--- Begin Available records ---
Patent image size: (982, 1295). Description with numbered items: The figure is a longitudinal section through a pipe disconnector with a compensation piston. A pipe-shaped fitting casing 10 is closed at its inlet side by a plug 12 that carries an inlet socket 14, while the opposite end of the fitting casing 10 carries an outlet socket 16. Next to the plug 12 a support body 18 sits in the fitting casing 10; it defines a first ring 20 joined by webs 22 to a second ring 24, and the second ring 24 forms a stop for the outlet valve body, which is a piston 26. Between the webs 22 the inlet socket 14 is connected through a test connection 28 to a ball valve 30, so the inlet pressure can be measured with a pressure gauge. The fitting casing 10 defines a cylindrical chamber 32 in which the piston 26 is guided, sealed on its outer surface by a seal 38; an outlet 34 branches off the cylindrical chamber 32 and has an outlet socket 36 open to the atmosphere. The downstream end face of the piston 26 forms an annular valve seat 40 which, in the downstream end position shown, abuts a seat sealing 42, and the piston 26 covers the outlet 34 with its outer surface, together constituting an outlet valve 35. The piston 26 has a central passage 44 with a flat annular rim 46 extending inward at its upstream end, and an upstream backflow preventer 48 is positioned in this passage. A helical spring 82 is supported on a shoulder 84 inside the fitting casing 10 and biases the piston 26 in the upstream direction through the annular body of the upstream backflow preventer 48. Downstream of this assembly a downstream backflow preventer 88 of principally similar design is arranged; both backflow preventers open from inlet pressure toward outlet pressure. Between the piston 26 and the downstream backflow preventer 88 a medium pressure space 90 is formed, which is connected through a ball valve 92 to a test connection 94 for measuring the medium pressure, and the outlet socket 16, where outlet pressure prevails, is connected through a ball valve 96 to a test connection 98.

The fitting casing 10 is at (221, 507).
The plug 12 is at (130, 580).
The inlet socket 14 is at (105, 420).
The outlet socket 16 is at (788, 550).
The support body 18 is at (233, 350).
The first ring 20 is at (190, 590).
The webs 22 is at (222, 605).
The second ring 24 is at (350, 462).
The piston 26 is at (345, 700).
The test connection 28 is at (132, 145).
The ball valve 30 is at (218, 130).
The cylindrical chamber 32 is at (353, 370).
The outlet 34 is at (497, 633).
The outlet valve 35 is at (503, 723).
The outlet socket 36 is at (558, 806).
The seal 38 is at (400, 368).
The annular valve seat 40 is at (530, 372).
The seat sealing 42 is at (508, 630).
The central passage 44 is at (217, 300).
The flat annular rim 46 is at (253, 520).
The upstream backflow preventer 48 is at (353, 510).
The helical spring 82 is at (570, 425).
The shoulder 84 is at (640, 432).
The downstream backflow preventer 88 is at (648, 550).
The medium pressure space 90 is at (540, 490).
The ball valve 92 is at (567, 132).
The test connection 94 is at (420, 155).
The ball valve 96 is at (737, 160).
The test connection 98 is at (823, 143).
--- End Available records ---
Present all of the rows above as a numbered list, omitting any blank lines.

* _Task answer_:
1. Patent image size: (982, 1295). Description with numbered items: The figure is a longitudinal section through a pipe disconnector with a compensation piston. A pipe-shaped fitting casing 10 is closed at its inlet side by a plug 12 that carries an inlet socket 14, while the opposite end of the fitting casing 10 carries an outlet socket 16. Next to the plug 12 a support body 18 sits in the fitting casing 10; it defines a first ring 20 joined by webs 22 to a second ring 24, and the second ring 24 forms a stop for the outlet valve body, which is a piston 26. Between the webs 22 the inlet socket 14 is connected through a test connection 28 to a ball valve 30, so the inlet pressure can be measured with a pressure gauge. The fitting casing 10 defines a cylindrical chamber 32 in which the piston 26 is guided, sealed on its outer surface by a seal 38; an outlet 34 branches off the cylindrical chamber 32 and has an outlet socket 36 open to the atmosphere. The downstream end face of the piston 26 forms an annular valve seat 40 which, in the downstream end position shown, abuts a seat sealing 42, and the piston 26 covers the outlet 34 with its outer surface, together constituting an outlet valve 35. The piston 26 has a central passage 44 with a flat annular rim 46 extending inward at its upstream end, and an upstream backflow preventer 48 is positioned in this passage. A helical spring 82 is supported on a shoulder 84 inside the fitting casing 10 and biases the piston 26 in the upstream direction through the annular body of the upstream backflow preventer 48. Downstream of this assembly a downstream backflow preventer 88 of principally similar design is arranged; both backflow preventers open from inlet pressure toward outlet pressure. Between the piston 26 and the downstream backflow preventer 88 a medium pressure space 90 is formed, which is connected through a ball valve 92 to a test connection 94 for measuring the medium pressure, and the outlet socket 16, where outlet pressure prevails, is connected through a ball valve 96 to a test connection 98.
2. The fitting casing 10 is at (221, 507).
3. The plug 12 is at (130, 580).
4. The inlet socket 14 is at (105, 420).
5. The outlet socket 16 is at (788, 550).
6. The support body 18 is at (233, 350).
7. The first ring 20 is at (190, 590).
8. The webs 22 is at (222, 605).
9. The second ring 24 is at (350, 462).
10. The piston 26 is at (345, 700).
11. The test connection 28 is at (132, 145).
12. The ball valve 30 is at (218, 130).
13. The cylindrical chamber 32 is at (353, 370).
14. The outlet 34 is at (497, 633).
15. The outlet valve 35 is at (503, 723).
16. The outlet socket 36 is at (558, 806).
17. The seal 38 is at (400, 368).
18. The annular valve seat 40 is at (530, 372).
19. The seat sealing 42 is at (508, 630).
20. The central passage 44 is at (217, 300).
21. The flat annular rim 46 is at (253, 520).
22. The upstream backflow preventer 48 is at (353, 510).
23. The helical spring 82 is at (570, 425).
24. The shoulder 84 is at (640, 432).
25. The downstream backflow preventer 88 is at (648, 550).
26. The medium pressure space 90 is at (540, 490).
27. The ball valve 92 is at (567, 132).
28. The test connection 94 is at (420, 155).
29. The ball valve 96 is at (737, 160).
30. The test connection 98 is at (823, 143).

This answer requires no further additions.